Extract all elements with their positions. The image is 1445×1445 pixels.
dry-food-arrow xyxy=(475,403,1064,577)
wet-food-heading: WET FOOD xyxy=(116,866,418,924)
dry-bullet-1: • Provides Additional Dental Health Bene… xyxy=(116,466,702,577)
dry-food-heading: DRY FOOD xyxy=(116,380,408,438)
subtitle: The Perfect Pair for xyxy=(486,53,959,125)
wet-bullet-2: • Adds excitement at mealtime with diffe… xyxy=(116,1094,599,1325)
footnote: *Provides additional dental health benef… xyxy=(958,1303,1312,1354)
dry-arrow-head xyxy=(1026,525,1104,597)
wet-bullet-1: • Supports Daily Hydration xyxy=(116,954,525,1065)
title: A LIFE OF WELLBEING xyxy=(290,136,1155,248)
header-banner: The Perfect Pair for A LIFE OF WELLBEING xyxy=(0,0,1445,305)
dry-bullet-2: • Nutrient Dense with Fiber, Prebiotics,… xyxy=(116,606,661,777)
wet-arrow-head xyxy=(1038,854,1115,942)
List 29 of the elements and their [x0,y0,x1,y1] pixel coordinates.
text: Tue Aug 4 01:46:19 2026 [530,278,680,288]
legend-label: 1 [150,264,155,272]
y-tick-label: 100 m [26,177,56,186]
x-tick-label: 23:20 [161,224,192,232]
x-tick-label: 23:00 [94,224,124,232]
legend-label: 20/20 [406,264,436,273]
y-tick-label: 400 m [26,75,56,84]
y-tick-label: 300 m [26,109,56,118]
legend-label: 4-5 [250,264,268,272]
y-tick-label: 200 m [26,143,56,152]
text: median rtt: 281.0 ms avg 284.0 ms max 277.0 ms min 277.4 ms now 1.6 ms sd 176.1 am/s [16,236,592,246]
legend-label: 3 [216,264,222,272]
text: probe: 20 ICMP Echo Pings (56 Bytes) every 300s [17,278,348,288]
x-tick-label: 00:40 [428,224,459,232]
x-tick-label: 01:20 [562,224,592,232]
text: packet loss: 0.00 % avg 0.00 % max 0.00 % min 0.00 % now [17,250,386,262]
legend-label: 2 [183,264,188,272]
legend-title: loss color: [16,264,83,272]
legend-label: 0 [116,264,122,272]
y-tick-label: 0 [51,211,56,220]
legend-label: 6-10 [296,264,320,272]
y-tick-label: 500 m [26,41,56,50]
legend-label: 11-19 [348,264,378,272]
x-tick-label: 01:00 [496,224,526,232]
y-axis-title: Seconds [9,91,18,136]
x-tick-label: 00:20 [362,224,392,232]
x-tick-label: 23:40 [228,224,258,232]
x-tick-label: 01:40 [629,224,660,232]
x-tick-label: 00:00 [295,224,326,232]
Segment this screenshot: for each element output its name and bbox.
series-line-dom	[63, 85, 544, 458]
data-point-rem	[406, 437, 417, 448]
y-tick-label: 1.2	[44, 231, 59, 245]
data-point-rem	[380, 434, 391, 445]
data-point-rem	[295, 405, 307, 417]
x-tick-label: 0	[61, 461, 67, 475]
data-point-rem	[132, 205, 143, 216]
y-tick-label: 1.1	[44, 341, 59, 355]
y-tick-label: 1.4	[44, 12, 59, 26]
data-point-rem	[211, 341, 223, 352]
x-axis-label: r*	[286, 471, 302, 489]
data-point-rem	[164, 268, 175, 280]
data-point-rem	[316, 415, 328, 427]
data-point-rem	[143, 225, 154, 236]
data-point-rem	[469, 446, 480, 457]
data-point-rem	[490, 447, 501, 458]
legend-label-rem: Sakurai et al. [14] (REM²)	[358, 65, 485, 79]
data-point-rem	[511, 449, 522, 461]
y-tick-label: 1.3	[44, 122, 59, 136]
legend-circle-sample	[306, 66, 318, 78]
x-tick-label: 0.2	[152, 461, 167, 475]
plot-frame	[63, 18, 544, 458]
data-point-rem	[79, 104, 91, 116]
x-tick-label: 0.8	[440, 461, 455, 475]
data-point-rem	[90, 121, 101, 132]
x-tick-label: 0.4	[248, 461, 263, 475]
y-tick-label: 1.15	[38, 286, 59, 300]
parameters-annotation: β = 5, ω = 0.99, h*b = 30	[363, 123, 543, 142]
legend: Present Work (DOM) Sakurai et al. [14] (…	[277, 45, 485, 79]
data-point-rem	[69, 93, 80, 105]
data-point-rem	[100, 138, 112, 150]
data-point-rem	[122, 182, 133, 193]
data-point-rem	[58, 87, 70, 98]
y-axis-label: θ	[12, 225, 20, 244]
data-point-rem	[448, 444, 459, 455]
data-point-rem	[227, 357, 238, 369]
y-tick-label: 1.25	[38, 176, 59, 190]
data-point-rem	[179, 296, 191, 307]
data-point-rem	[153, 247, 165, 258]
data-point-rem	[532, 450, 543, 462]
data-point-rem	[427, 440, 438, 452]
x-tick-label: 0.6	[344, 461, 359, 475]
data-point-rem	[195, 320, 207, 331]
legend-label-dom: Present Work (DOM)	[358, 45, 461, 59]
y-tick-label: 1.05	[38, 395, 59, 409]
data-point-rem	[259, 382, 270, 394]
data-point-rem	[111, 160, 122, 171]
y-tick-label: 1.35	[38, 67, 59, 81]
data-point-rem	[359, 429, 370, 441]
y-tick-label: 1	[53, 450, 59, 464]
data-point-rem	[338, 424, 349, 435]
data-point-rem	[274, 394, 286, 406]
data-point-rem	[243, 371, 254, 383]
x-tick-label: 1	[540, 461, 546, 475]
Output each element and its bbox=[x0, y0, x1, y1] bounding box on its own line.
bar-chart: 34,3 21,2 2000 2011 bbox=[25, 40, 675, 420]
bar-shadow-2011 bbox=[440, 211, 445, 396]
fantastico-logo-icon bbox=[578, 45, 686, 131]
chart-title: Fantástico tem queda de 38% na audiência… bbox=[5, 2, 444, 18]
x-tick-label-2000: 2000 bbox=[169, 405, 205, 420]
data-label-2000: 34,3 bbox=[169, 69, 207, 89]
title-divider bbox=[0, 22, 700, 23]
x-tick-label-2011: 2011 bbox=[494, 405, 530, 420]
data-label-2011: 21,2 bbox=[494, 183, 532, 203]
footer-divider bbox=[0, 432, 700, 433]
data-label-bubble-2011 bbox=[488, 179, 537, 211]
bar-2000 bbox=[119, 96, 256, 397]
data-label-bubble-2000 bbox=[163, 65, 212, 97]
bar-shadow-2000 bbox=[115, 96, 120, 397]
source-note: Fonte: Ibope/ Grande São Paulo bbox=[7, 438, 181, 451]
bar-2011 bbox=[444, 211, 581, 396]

### Task prompt
Copy out every one of the lines above word for word, keeping each character and number unchanged.

### Reply to the exercise
Extract all elements with their positions. The image is 1445×1445 pixels.
dry-food-arrow xyxy=(475,403,1064,577)
wet-food-heading: WET FOOD xyxy=(116,866,418,924)
dry-bullet-1: • Provides Additional Dental Health Bene… xyxy=(116,466,702,577)
dry-food-heading: DRY FOOD xyxy=(116,380,408,438)
subtitle: The Perfect Pair for xyxy=(486,53,959,125)
wet-bullet-2: • Adds excitement at mealtime with diffe… xyxy=(116,1094,599,1325)
footnote: *Provides additional dental health benef… xyxy=(958,1303,1312,1354)
dry-arrow-head xyxy=(1026,525,1104,597)
wet-bullet-1: • Supports Daily Hydration xyxy=(116,954,525,1065)
title: A LIFE OF WELLBEING xyxy=(290,136,1155,248)
header-banner: The Perfect Pair for A LIFE OF WELLBEING xyxy=(0,0,1445,305)
dry-bullet-2: • Nutrient Dense with Fiber, Prebiotics,… xyxy=(116,606,661,777)
wet-arrow-head xyxy=(1038,854,1115,942)
List 29 of the elements and their [x0,y0,x1,y1] pixel coordinates.
text: Tue Aug 4 01:46:19 2026 [530,278,680,288]
legend-label: 1 [150,264,155,272]
y-tick-label: 100 m [26,177,56,186]
x-tick-label: 23:20 [161,224,192,232]
x-tick-label: 23:00 [94,224,124,232]
legend-label: 20/20 [406,264,436,273]
y-tick-label: 400 m [26,75,56,84]
y-tick-label: 300 m [26,109,56,118]
legend-label: 4-5 [250,264,268,272]
y-tick-label: 200 m [26,143,56,152]
text: median rtt: 281.0 ms avg 284.0 ms max 277.0 ms min 277.4 ms now 1.6 ms sd 176.1 am/s [16,236,592,246]
legend-label: 3 [216,264,222,272]
text: probe: 20 ICMP Echo Pings (56 Bytes) every 300s [17,278,348,288]
x-tick-label: 00:40 [428,224,459,232]
x-tick-label: 01:20 [562,224,592,232]
text: packet loss: 0.00 % avg 0.00 % max 0.00 % min 0.00 % now [17,250,386,262]
legend-label: 2 [183,264,188,272]
legend-title: loss color: [16,264,83,272]
legend-label: 0 [116,264,122,272]
y-tick-label: 0 [51,211,56,220]
legend-label: 6-10 [296,264,320,272]
y-tick-label: 500 m [26,41,56,50]
legend-label: 11-19 [348,264,378,272]
x-tick-label: 01:00 [496,224,526,232]
y-axis-title: Seconds [9,91,18,136]
x-tick-label: 00:20 [362,224,392,232]
x-tick-label: 23:40 [228,224,258,232]
x-tick-label: 01:40 [629,224,660,232]
x-tick-label: 00:00 [295,224,326,232]
Segment this screenshot: for each element output its name and bbox.
series-line-dom	[63, 85, 544, 458]
data-point-rem	[406, 437, 417, 448]
y-tick-label: 1.2	[44, 231, 59, 245]
data-point-rem	[380, 434, 391, 445]
data-point-rem	[295, 405, 307, 417]
x-tick-label: 0	[61, 461, 67, 475]
data-point-rem	[132, 205, 143, 216]
y-tick-label: 1.1	[44, 341, 59, 355]
y-tick-label: 1.4	[44, 12, 59, 26]
data-point-rem	[211, 341, 223, 352]
x-axis-label: r*	[286, 471, 302, 489]
data-point-rem	[164, 268, 175, 280]
data-point-rem	[316, 415, 328, 427]
data-point-rem	[143, 225, 154, 236]
data-point-rem	[469, 446, 480, 457]
data-point-rem	[490, 447, 501, 458]
legend-label-rem: Sakurai et al. [14] (REM²)	[358, 65, 485, 79]
data-point-rem	[511, 449, 522, 461]
y-tick-label: 1.3	[44, 122, 59, 136]
legend-circle-sample	[306, 66, 318, 78]
x-tick-label: 0.2	[152, 461, 167, 475]
plot-frame	[63, 18, 544, 458]
data-point-rem	[79, 104, 91, 116]
x-tick-label: 0.8	[440, 461, 455, 475]
data-point-rem	[90, 121, 101, 132]
x-tick-label: 0.4	[248, 461, 263, 475]
y-tick-label: 1.15	[38, 286, 59, 300]
parameters-annotation: β = 5, ω = 0.99, h*b = 30	[363, 123, 543, 142]
legend: Present Work (DOM) Sakurai et al. [14] (…	[277, 45, 485, 79]
data-point-rem	[69, 93, 80, 105]
data-point-rem	[100, 138, 112, 150]
data-point-rem	[122, 182, 133, 193]
data-point-rem	[58, 87, 70, 98]
y-axis-label: θ	[12, 225, 20, 244]
data-point-rem	[448, 444, 459, 455]
data-point-rem	[227, 357, 238, 369]
y-tick-label: 1.25	[38, 176, 59, 190]
data-point-rem	[179, 296, 191, 307]
data-point-rem	[153, 247, 165, 258]
data-point-rem	[532, 450, 543, 462]
data-point-rem	[427, 440, 438, 452]
x-tick-label: 0.6	[344, 461, 359, 475]
data-point-rem	[195, 320, 207, 331]
legend-label-dom: Present Work (DOM)	[358, 45, 461, 59]
y-tick-label: 1.05	[38, 395, 59, 409]
data-point-rem	[259, 382, 270, 394]
data-point-rem	[111, 160, 122, 171]
y-tick-label: 1.35	[38, 67, 59, 81]
data-point-rem	[359, 429, 370, 441]
y-tick-label: 1	[53, 450, 59, 464]
data-point-rem	[338, 424, 349, 435]
data-point-rem	[274, 394, 286, 406]
data-point-rem	[243, 371, 254, 383]
x-tick-label: 1	[540, 461, 546, 475]
Output each element and its bbox=[x0, y0, x1, y1] bounding box on its own line.
bar-chart: 34,3 21,2 2000 2011 bbox=[25, 40, 675, 420]
bar-shadow-2011 bbox=[440, 211, 445, 396]
fantastico-logo-icon bbox=[578, 45, 686, 131]
chart-title: Fantástico tem queda de 38% na audiência… bbox=[5, 2, 444, 18]
x-tick-label-2000: 2000 bbox=[169, 405, 205, 420]
data-label-2000: 34,3 bbox=[169, 69, 207, 89]
title-divider bbox=[0, 22, 700, 23]
x-tick-label-2011: 2011 bbox=[494, 405, 530, 420]
data-label-2011: 21,2 bbox=[494, 183, 532, 203]
footer-divider bbox=[0, 432, 700, 433]
data-label-bubble-2011 bbox=[488, 179, 537, 211]
bar-2000 bbox=[119, 96, 256, 397]
data-label-bubble-2000 bbox=[163, 65, 212, 97]
bar-shadow-2000 bbox=[115, 96, 120, 397]
source-note: Fonte: Ibope/ Grande São Paulo bbox=[7, 438, 181, 451]
bar-2011 bbox=[444, 211, 581, 396]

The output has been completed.